[Collected data entries]
════════════════════

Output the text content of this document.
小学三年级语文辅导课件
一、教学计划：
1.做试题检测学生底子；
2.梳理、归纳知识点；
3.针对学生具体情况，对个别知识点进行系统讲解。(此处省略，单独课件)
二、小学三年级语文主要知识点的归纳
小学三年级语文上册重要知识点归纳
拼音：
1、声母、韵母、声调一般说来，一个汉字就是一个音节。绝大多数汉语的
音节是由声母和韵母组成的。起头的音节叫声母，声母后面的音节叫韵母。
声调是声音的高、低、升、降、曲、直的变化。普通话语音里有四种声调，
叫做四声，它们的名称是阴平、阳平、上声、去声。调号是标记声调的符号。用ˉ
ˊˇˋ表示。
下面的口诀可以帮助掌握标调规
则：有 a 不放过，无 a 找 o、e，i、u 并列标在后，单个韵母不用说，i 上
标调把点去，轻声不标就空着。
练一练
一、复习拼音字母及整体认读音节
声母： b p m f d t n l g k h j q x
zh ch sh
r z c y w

════════════════════

Write out the material exactly as given.

Solved problem:
Output the text content of this document.
小学三年级语文辅导课件
一、教学计划：
1.做试题检测学生底子；
2.梳理、归纳知识点；
3.针对学生具体情况，对个别知识点进行系统讲解。(此处省略，单独课件)
二、小学三年级语文主要知识点的归纳
小学三年级语文上册重要知识点归纳
拼音：
1、声母、韵母、声调一般说来，一个汉字就是一个音节。绝大多数汉语的
音节是由声母和韵母组成的。起头的音节叫声母，声母后面的音节叫韵母。
声调是声音的高、低、升、降、曲、直的变化。普通话语音里有四种声调，
叫做四声，它们的名称是阴平、阳平、上声、去声。调号是标记声调的符号。用ˉ
ˊˇˋ表示。
下面的口诀可以帮助掌握标调规
则：有 a 不放过，无 a 找 o、e，i、u 并列标在后，单个韵母不用说，i 上
标调把点去，轻声不标就空着。
练一练
一、复习拼音字母及整体认读音节
声母： b p m f d t n l g k h j q x
zh ch sh
r z c y w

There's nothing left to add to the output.